## What to work on
Work through the data line by line, gathering every line that has the word "笼子里有".

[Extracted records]

** begin **

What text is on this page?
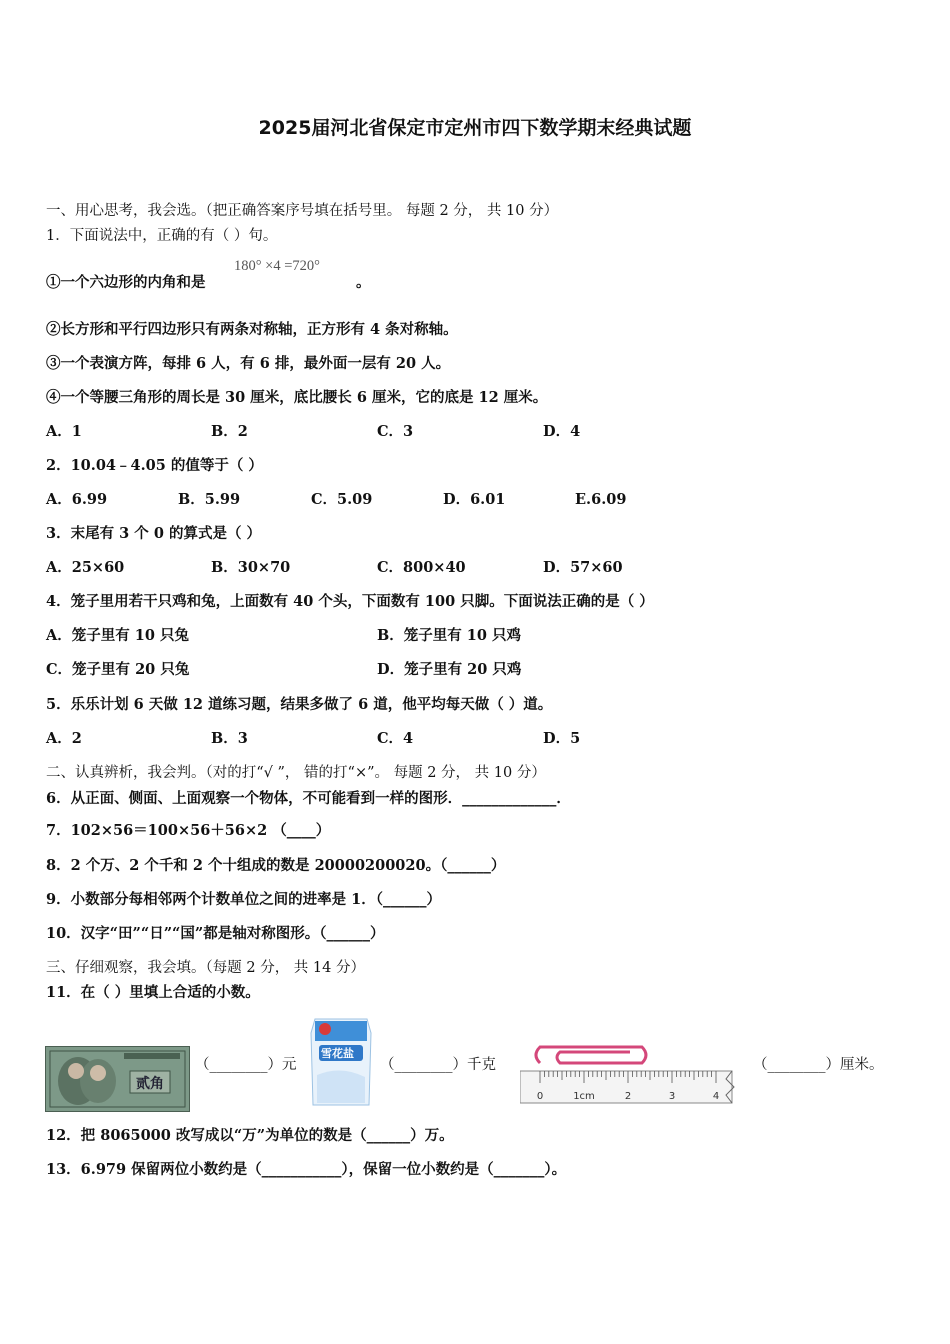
2025届河北省保定市定州市四下数学期末经典试题
一、用心思考，我会选。（把正确答案序号填在括号里。 每题 2 分， 共 10 分）
1．下面说法中，正确的有（ ）句。
①一个六边形的内角和是
180° ×4 =720°
。
②长方形和平行四边形只有两条对称轴，正方形有 4 条对称轴。
③一个表演方阵，每排 6 人，有 6 排，最外面一层有 20 人。
④一个等腰三角形的周长是 30 厘米，底比腰长 6 厘米，它的底是 12 厘米。
A．1	B．2	C．3	D．4
2．10.04﹣4.05 的值等于（ ）
A．6.99	B．5.99	C．5.09	D．6.01	E.6.09
3．末尾有 3 个 0 的算式是（ ）
A．25×60	B．30×70	C．800×40	D．57×60
4．笼子里用若干只鸡和兔，上面数有 40 个头，下面数有 100 只脚。下面说法正确的是（ ）
A．笼子里有 10 只兔	B．笼子里有 10 只鸡
C．笼子里有 20 只兔	D．笼子里有 20 只鸡
5．乐乐计划 6 天做 12 道练习题，结果多做了 6 道，他平均每天做（ ）道。
A．2	B．3	C．4	D．5
二、认真辨析，我会判。（对的打“√ ”， 错的打“×”。 每题 2 分， 共 10 分）
6．从正面、侧面、上面观察一个物体，不可能看到一样的图形．_____________．
7．102×56＝100×56＋56×2 （____）
8．2 个万、2 个千和 2 个十组成的数是 20000200020。（______）
9．小数部分每相邻两个计数单位之间的进率是 1．（______）
10．汉字“田”“日”“国”都是轴对称图形。（______）
三、仔细观察，我会填。（每题 2 分， 共 14 分）
11．在（ ）里填上合适的小数。
贰角
（________）元
雪花盐
（________）千克
0	1cm	2	3	4
（________）厘米。
12．把 8065000 改写成以“万”为单位的数是（______）万。
13．6.979 保留两位小数约是（___________），保留一位小数约是（_______）。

** end **

## Response to the task
A．笼子里有 10 只兔	B．笼子里有 10 只鸡
C．笼子里有 20 只兔	D．笼子里有 20 只鸡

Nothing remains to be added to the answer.